[Figure content listings]
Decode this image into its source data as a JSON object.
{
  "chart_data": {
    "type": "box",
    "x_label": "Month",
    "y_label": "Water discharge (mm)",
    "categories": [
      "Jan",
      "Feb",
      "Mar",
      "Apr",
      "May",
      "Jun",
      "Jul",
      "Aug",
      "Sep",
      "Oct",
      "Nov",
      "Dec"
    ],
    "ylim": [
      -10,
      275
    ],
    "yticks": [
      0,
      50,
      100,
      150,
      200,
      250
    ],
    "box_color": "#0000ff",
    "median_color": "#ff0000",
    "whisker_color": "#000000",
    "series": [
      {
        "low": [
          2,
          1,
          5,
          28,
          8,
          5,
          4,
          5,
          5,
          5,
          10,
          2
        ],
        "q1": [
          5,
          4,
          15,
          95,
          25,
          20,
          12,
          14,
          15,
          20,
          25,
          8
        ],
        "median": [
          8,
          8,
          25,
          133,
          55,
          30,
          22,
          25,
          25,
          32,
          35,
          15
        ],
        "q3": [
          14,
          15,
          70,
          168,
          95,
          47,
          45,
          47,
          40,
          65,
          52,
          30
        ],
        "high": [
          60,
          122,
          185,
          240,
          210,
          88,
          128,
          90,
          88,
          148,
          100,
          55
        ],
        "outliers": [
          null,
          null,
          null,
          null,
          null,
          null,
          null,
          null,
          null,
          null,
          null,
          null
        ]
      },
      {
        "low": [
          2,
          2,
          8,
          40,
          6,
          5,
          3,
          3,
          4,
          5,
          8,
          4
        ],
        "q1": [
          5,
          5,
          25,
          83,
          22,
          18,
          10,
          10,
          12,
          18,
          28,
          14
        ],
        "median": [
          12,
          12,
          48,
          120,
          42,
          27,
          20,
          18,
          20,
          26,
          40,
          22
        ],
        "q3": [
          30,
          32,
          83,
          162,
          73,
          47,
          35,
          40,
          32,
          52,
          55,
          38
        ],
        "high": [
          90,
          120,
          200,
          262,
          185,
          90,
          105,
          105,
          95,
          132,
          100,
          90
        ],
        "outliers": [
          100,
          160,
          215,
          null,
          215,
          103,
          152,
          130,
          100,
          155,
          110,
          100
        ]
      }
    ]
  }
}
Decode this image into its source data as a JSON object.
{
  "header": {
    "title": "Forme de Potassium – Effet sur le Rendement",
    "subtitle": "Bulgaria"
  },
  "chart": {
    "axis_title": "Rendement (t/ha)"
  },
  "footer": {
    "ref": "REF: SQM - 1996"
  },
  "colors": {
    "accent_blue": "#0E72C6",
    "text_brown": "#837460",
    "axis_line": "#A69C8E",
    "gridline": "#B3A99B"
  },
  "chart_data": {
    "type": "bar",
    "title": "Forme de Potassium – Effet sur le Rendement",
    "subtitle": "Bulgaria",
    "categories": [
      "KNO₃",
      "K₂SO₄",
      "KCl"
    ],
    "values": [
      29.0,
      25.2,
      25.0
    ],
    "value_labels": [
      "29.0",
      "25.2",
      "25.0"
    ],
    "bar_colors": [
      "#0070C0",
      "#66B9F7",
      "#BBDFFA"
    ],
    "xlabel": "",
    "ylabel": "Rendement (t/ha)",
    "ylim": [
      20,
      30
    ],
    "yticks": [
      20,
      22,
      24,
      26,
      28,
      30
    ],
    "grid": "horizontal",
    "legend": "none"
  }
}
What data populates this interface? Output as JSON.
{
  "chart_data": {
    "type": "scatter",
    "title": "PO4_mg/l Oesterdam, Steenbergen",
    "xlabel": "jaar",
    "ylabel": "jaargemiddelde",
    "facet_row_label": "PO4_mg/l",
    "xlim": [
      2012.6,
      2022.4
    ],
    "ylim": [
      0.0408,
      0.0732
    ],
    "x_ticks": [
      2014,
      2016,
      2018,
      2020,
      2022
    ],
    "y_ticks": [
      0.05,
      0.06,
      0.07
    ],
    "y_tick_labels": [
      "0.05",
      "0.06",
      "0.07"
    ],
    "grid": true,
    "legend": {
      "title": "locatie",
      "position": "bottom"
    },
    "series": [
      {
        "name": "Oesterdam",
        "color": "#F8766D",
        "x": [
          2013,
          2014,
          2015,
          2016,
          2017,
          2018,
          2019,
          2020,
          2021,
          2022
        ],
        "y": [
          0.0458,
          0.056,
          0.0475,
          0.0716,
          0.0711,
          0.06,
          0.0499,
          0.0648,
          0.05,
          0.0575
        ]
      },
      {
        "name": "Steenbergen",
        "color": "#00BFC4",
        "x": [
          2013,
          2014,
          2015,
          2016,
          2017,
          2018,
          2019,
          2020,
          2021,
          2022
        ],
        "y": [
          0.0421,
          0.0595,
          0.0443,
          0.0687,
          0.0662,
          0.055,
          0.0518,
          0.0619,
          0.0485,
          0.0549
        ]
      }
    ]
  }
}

__Stated goal__
Search the records for the word "subtitle". Copy every line that has it.

__Solution to this problem__
    "subtitle": "Bulgaria"
    "subtitle": "Bulgaria",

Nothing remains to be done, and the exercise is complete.